Given task: Of the lines in the entries, how many hold the word "unit"? Give that number alone.
★ ★ ★ ★ ★ ★ ★
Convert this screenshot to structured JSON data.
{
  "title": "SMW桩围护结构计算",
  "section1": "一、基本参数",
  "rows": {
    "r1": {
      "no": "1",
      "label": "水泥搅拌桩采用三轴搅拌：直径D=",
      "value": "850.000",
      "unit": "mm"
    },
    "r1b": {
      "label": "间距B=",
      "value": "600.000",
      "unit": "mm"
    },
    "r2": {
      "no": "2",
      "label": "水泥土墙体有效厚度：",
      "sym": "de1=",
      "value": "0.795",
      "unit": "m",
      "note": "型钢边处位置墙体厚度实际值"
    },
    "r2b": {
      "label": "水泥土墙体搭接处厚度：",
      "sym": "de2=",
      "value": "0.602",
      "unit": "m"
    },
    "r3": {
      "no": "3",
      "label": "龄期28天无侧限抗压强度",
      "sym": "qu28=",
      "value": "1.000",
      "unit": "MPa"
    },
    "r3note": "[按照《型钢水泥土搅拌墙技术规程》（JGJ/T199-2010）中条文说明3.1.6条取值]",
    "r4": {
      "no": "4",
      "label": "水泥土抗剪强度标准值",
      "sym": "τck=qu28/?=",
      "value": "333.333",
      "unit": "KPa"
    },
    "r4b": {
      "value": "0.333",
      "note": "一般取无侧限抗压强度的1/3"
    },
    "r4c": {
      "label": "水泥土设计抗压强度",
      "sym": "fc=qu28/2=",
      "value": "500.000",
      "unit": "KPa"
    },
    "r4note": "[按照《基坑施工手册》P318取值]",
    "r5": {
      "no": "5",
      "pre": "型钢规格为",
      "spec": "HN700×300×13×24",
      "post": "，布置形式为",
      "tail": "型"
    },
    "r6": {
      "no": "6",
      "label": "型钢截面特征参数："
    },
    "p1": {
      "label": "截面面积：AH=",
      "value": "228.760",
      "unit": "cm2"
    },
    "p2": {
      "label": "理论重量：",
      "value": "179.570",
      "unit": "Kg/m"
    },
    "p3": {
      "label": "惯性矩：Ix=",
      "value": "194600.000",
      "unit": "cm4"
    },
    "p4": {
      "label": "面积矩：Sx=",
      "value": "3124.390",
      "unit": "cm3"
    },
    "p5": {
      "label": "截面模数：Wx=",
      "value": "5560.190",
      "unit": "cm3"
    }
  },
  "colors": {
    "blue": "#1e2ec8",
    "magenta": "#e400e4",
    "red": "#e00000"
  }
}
★ ★ ★ ★ ★ ★ ★
Solution to this exercise: 12